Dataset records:
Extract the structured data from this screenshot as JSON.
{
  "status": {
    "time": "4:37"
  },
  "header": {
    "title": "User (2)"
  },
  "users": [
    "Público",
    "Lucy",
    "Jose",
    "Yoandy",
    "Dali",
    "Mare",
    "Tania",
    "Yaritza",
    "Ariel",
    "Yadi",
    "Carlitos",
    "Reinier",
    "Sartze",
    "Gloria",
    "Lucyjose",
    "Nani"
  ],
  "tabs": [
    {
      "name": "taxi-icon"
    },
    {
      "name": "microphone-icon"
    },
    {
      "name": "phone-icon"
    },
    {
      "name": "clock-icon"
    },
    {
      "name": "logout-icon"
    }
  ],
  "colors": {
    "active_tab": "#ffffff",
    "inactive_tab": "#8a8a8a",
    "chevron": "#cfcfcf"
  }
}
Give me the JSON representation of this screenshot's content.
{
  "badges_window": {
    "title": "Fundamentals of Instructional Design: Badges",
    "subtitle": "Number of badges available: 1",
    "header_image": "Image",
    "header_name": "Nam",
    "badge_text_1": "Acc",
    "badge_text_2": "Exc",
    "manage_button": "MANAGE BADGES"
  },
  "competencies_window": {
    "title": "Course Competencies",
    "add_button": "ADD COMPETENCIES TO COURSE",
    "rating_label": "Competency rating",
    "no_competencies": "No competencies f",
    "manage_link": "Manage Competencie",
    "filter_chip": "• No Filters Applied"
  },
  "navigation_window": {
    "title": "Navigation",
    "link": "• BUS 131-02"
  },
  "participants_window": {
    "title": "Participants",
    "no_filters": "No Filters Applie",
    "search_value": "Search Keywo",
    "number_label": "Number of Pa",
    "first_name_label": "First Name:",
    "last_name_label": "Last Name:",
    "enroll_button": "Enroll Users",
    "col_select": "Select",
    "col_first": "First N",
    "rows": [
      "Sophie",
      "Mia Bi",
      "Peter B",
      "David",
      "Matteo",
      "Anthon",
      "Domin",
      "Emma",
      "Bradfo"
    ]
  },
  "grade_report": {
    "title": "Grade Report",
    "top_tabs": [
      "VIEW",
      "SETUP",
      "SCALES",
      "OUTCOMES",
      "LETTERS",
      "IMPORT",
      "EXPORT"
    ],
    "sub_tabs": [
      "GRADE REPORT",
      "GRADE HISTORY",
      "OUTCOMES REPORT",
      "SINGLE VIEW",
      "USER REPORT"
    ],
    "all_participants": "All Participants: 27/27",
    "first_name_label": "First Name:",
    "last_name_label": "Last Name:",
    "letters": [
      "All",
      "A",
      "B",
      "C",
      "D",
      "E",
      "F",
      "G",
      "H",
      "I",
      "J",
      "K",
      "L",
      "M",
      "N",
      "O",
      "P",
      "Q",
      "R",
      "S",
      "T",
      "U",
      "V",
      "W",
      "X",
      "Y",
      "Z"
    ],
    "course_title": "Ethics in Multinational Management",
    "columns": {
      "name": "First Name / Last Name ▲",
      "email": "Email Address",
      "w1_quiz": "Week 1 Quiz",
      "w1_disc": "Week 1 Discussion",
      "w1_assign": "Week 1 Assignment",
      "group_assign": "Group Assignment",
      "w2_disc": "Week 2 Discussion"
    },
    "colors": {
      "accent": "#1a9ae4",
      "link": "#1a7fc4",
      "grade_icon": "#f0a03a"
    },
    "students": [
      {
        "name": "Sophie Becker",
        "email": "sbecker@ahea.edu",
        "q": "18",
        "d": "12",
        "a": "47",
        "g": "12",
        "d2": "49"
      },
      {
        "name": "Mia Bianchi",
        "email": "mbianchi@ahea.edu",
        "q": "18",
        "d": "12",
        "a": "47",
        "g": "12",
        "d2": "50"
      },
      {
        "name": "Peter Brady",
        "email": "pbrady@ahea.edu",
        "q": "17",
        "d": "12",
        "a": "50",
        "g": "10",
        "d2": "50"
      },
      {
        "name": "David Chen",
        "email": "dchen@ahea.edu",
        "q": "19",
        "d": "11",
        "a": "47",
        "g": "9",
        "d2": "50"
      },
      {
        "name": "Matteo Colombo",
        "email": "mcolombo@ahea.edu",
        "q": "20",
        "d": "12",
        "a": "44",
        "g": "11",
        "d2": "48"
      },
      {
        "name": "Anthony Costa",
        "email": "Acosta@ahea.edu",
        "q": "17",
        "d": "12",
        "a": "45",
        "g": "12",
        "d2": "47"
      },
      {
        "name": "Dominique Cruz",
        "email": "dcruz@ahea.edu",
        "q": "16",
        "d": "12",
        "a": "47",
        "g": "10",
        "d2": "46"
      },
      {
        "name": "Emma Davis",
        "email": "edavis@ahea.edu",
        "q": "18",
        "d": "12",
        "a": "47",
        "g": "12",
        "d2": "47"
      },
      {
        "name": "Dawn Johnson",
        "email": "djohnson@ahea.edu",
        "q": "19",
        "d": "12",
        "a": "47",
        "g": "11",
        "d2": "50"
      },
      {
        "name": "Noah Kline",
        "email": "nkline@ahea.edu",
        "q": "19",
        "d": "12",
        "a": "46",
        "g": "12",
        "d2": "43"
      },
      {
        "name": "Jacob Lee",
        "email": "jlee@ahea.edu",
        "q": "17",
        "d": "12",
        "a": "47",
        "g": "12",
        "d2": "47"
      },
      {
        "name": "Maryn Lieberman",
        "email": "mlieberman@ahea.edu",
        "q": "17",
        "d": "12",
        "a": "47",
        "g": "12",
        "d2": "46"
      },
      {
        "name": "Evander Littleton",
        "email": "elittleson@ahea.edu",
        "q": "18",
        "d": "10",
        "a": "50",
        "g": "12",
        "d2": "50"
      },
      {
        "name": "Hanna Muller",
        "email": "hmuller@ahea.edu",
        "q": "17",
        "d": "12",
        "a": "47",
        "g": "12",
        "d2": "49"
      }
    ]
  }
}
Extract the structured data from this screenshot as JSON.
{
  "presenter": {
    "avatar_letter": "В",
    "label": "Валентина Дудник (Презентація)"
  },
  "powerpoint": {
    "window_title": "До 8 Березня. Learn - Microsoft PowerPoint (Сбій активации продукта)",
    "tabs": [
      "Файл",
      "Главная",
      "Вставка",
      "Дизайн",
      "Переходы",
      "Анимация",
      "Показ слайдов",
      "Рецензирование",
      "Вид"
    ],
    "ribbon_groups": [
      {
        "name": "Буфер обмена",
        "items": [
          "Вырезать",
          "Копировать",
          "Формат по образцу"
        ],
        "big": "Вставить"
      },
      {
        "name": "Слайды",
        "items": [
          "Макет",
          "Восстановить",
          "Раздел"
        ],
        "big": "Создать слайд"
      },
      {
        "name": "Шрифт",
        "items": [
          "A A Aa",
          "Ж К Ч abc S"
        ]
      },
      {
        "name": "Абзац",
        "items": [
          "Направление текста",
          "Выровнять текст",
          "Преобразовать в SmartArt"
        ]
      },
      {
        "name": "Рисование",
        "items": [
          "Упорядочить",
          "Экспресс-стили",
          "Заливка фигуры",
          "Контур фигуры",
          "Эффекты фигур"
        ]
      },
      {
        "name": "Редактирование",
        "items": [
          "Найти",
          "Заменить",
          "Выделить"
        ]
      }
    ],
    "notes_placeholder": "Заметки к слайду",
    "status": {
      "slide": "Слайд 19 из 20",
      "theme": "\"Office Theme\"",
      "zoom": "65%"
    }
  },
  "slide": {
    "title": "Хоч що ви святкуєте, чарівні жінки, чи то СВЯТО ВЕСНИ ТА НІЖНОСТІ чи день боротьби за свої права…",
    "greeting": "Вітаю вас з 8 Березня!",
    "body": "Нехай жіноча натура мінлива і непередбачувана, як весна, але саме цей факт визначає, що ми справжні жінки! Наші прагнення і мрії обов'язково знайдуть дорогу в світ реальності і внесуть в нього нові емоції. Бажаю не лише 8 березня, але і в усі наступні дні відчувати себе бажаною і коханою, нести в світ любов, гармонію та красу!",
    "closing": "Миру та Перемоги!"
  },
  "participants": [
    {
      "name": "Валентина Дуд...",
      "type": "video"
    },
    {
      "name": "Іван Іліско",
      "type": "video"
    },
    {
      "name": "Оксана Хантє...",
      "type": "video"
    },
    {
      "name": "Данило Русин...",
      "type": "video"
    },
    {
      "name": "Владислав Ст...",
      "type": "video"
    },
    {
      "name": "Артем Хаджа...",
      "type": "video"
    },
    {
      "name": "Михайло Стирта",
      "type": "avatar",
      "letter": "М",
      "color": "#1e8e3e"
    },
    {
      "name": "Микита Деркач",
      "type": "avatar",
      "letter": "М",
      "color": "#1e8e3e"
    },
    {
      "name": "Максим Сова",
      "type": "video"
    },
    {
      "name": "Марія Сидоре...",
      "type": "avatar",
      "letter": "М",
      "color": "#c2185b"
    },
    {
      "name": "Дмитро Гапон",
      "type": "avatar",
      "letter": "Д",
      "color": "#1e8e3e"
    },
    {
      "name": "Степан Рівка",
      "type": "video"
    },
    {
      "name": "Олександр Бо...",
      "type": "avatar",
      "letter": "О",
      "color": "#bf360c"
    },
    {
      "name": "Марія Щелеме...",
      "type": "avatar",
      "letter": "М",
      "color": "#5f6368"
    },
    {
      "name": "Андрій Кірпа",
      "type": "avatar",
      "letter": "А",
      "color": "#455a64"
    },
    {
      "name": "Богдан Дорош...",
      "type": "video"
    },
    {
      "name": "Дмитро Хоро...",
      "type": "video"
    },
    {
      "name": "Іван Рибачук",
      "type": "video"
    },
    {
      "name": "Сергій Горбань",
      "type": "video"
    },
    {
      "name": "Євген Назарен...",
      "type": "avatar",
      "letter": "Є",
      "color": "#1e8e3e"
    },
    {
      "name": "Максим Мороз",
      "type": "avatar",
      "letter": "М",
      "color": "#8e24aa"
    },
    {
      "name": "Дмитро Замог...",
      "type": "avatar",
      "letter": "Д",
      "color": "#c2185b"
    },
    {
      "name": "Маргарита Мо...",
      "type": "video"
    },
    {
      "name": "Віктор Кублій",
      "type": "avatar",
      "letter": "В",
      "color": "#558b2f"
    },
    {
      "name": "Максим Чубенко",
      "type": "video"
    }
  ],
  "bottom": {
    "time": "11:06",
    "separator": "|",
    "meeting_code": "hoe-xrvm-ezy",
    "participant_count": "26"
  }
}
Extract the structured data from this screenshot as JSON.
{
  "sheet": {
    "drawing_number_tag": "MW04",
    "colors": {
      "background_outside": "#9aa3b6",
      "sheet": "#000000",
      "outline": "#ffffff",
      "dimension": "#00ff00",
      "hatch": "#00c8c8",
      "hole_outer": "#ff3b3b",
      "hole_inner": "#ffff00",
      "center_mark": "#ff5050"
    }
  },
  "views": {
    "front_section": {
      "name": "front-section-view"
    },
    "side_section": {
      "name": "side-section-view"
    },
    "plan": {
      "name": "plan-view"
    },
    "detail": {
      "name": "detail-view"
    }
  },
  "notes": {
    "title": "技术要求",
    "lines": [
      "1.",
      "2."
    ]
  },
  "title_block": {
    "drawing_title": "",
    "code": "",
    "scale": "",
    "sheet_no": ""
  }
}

Problem to solve
From the data, list each line in which the string "Discussion" appears.

Expected output
      "w1_disc": "Week 1 Discussion",
      "w2_disc": "Week 2 Discussion"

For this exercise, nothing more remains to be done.